::: DATA EXTRACT :::

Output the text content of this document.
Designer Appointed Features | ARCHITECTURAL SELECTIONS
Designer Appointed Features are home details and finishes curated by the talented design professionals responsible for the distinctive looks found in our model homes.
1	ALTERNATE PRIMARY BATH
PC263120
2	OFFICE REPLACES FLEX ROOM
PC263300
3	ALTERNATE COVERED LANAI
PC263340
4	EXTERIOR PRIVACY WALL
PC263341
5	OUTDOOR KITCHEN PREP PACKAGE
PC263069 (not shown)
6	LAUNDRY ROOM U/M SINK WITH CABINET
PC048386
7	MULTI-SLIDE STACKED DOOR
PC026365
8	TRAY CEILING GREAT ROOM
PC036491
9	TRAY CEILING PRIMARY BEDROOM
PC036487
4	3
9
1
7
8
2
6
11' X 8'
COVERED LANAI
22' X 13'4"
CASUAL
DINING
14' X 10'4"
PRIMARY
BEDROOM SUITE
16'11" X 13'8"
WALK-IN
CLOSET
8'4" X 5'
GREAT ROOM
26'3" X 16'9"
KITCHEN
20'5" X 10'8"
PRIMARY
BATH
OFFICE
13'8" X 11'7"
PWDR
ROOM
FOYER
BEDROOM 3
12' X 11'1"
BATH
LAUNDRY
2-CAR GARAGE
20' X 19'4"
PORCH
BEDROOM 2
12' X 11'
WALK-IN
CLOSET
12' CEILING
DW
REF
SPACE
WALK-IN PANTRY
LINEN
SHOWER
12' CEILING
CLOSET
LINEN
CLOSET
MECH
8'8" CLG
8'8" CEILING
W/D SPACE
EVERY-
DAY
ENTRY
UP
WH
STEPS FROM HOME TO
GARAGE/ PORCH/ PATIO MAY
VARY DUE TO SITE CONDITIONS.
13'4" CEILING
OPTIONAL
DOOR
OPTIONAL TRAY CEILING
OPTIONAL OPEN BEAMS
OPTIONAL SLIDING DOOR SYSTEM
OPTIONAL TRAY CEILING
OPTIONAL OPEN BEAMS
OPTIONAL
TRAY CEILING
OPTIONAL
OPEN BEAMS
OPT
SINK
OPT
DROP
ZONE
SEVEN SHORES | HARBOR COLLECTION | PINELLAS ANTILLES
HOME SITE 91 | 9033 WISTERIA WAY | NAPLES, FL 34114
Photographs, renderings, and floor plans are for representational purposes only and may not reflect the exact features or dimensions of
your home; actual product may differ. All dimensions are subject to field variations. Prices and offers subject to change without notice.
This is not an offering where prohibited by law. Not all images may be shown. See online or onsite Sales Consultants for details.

:::

WHAT THE TASK ASKS - From the listing above, reproduce all the lines exactly.

ANSWER TO THIS EXERCISE -
Output the text content of this document.
Designer Appointed Features | ARCHITECTURAL SELECTIONS
Designer Appointed Features are home details and finishes curated by the talented design professionals responsible for the distinctive looks found in our model homes.
1	ALTERNATE PRIMARY BATH
PC263120
2	OFFICE REPLACES FLEX ROOM
PC263300
3	ALTERNATE COVERED LANAI
PC263340
4	EXTERIOR PRIVACY WALL
PC263341
5	OUTDOOR KITCHEN PREP PACKAGE
PC263069 (not shown)
6	LAUNDRY ROOM U/M SINK WITH CABINET
PC048386
7	MULTI-SLIDE STACKED DOOR
PC026365
8	TRAY CEILING GREAT ROOM
PC036491
9	TRAY CEILING PRIMARY BEDROOM
PC036487
4	3
9
1
7
8
2
6
11' X 8'
COVERED LANAI
22' X 13'4"
CASUAL
DINING
14' X 10'4"
PRIMARY
BEDROOM SUITE
16'11" X 13'8"
WALK-IN
CLOSET
8'4" X 5'
GREAT ROOM
26'3" X 16'9"
KITCHEN
20'5" X 10'8"
PRIMARY
BATH
OFFICE
13'8" X 11'7"
PWDR
ROOM
FOYER
BEDROOM 3
12' X 11'1"
BATH
LAUNDRY
2-CAR GARAGE
20' X 19'4"
PORCH
BEDROOM 2
12' X 11'
WALK-IN
CLOSET
12' CEILING
DW
REF
SPACE
WALK-IN PANTRY
LINEN
SHOWER
12' CEILING
CLOSET
LINEN
CLOSET
MECH
8'8" CLG
8'8" CEILING
W/D SPACE
EVERY-
DAY
ENTRY
UP
WH
STEPS FROM HOME TO
GARAGE/ PORCH/ PATIO MAY
VARY DUE TO SITE CONDITIONS.
13'4" CEILING
OPTIONAL
DOOR
OPTIONAL TRAY CEILING
OPTIONAL OPEN BEAMS
OPTIONAL SLIDING DOOR SYSTEM
OPTIONAL TRAY CEILING
OPTIONAL OPEN BEAMS
OPTIONAL
TRAY CEILING
OPTIONAL
OPEN BEAMS
OPT
SINK
OPT
DROP
ZONE
SEVEN SHORES | HARBOR COLLECTION | PINELLAS ANTILLES
HOME SITE 91 | 9033 WISTERIA WAY | NAPLES, FL 34114
Photographs, renderings, and floor plans are for representational purposes only and may not reflect the exact features or dimensions of
your home; actual product may differ. All dimensions are subject to field variations. Prices and offers subject to change without notice.
This is not an offering where prohibited by law. Not all images may be shown. See online or onsite Sales Consultants for details.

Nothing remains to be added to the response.